> _TASK MATERIAL_
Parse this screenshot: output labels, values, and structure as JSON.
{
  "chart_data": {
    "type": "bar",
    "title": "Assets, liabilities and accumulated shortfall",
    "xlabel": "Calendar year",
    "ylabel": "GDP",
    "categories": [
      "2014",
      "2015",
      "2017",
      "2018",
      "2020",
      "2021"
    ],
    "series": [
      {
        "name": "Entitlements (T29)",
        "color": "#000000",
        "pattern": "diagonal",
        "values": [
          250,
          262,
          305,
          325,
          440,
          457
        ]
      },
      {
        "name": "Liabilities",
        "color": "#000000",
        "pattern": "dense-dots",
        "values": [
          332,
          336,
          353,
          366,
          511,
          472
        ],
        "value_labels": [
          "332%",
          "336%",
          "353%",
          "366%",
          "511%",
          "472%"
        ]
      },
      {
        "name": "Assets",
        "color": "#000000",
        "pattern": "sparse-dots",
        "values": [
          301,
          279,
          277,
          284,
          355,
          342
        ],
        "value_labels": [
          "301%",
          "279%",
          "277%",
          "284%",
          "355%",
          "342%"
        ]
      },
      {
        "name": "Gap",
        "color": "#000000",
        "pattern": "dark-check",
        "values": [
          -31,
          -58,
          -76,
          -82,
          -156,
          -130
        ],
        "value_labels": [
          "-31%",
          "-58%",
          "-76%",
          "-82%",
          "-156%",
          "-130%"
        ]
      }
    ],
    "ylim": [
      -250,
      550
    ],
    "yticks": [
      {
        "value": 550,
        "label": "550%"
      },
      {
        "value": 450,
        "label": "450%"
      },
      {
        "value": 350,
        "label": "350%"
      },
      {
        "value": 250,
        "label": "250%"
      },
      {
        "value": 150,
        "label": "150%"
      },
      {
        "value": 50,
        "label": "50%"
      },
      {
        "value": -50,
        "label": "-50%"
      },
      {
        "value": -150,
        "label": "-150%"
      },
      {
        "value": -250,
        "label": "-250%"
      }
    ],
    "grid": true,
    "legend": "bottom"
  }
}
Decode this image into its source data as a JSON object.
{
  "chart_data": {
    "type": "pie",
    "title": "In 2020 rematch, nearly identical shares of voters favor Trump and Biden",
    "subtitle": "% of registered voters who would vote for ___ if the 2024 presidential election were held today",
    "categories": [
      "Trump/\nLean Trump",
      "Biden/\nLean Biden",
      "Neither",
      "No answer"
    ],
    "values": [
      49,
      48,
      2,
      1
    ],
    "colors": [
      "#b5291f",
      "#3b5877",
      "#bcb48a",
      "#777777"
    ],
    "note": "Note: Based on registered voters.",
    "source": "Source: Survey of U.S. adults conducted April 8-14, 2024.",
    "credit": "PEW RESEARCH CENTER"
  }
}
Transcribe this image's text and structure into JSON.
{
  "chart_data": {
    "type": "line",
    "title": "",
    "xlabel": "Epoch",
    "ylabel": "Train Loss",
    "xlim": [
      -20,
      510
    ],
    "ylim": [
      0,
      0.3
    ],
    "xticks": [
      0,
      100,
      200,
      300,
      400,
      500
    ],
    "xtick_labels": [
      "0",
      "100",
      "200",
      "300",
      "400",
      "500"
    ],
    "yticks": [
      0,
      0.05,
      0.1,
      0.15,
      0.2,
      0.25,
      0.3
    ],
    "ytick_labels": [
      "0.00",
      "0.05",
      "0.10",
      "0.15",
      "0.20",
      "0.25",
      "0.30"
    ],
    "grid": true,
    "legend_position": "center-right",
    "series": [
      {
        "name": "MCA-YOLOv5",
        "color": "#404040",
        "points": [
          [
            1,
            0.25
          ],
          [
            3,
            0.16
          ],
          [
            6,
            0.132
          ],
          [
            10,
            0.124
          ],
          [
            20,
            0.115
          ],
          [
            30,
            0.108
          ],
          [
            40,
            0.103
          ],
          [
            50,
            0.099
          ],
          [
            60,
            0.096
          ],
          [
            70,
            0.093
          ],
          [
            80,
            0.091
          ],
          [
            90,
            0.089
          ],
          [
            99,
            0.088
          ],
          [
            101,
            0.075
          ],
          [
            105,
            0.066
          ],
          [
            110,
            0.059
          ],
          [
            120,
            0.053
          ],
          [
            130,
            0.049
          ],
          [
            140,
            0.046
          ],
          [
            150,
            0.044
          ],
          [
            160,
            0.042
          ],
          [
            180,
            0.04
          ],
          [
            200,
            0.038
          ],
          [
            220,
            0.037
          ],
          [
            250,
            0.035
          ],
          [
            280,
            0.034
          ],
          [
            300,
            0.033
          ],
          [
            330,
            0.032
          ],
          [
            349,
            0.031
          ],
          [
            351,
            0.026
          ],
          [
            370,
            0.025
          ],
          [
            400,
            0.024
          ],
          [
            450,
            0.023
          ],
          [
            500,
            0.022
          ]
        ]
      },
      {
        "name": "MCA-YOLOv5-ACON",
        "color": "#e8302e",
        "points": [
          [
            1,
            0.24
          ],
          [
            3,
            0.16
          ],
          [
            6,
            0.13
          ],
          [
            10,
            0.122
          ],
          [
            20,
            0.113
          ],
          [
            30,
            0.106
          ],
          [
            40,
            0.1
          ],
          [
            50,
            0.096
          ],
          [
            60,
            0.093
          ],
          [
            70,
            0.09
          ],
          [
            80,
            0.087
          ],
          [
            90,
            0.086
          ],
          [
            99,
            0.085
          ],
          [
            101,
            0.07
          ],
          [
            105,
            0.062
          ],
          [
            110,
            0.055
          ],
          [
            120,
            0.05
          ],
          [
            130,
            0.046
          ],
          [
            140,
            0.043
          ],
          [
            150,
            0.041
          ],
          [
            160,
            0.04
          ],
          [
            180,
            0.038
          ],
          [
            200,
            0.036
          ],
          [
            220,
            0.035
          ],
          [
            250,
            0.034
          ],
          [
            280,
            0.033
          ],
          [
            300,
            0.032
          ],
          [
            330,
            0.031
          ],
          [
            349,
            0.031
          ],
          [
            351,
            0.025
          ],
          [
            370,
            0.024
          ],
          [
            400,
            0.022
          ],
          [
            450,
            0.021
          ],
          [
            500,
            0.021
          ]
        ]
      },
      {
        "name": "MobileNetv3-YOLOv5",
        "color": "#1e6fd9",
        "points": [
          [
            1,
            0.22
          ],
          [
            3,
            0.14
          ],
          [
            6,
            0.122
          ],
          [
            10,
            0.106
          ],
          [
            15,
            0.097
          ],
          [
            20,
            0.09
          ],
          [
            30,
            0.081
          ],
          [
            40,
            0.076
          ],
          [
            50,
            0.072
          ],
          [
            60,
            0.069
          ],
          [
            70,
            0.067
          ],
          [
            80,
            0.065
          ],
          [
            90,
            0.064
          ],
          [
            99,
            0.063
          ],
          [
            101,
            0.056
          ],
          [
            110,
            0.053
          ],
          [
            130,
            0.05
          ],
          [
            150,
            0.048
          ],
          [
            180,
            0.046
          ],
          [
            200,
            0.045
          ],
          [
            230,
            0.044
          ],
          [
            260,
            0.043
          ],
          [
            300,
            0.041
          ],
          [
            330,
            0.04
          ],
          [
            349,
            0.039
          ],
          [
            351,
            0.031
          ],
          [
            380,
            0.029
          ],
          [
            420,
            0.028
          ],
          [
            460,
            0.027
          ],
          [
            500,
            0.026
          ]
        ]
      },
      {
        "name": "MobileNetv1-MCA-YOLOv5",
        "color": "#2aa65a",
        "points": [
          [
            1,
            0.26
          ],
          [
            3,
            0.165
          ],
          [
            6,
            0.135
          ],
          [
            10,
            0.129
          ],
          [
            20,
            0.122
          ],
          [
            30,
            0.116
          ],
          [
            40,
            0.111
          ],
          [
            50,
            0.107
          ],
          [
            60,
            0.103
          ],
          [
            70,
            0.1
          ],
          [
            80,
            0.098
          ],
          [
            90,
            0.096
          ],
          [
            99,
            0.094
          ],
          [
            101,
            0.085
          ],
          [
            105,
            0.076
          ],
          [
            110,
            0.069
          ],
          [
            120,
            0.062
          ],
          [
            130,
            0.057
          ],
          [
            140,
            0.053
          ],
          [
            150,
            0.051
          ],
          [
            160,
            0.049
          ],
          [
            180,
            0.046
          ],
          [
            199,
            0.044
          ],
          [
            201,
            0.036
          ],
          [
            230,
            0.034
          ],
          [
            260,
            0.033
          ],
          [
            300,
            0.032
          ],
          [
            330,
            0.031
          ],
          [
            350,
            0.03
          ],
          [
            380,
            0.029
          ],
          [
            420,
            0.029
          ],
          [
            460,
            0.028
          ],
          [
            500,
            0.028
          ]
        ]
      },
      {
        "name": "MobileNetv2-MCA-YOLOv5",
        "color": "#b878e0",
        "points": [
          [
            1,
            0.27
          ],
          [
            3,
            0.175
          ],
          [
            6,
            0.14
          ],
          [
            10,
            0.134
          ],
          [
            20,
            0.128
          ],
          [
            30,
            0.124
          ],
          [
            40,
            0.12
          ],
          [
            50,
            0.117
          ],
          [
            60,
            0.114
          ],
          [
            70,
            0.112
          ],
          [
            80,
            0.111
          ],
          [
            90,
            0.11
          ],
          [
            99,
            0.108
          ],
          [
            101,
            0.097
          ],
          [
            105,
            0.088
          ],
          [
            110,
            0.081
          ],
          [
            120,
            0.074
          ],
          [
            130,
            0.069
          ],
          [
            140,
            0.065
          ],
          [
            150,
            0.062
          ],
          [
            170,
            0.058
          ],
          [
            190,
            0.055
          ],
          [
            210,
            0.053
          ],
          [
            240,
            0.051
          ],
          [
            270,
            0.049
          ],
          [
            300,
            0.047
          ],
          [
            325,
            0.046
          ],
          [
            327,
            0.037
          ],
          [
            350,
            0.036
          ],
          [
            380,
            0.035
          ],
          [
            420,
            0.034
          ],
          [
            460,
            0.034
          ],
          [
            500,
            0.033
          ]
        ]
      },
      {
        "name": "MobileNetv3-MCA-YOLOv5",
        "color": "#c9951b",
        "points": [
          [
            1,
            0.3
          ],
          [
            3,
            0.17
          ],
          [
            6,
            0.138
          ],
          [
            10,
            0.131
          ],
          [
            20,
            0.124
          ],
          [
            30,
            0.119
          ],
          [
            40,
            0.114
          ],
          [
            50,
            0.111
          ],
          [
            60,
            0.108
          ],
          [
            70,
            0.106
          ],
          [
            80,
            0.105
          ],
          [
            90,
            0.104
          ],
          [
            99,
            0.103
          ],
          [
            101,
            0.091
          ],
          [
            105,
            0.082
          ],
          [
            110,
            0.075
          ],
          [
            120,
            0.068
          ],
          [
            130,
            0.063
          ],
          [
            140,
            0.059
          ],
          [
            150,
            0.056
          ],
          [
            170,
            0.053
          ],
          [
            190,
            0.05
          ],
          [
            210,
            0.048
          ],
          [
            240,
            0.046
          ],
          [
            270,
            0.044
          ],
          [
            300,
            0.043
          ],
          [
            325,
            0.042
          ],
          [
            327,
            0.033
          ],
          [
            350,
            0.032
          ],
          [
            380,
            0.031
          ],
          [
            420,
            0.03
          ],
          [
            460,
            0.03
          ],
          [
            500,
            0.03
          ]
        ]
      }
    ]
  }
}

> _YOUR INSTRUCTIONS_
Where a line holds "JSON", copy that line.

> _EXPECTED ANSWER_
Parse this screenshot: output labels, values, and structure as JSON.
Decode this image into its source data as a JSON object.
Transcribe this image's text and structure into JSON.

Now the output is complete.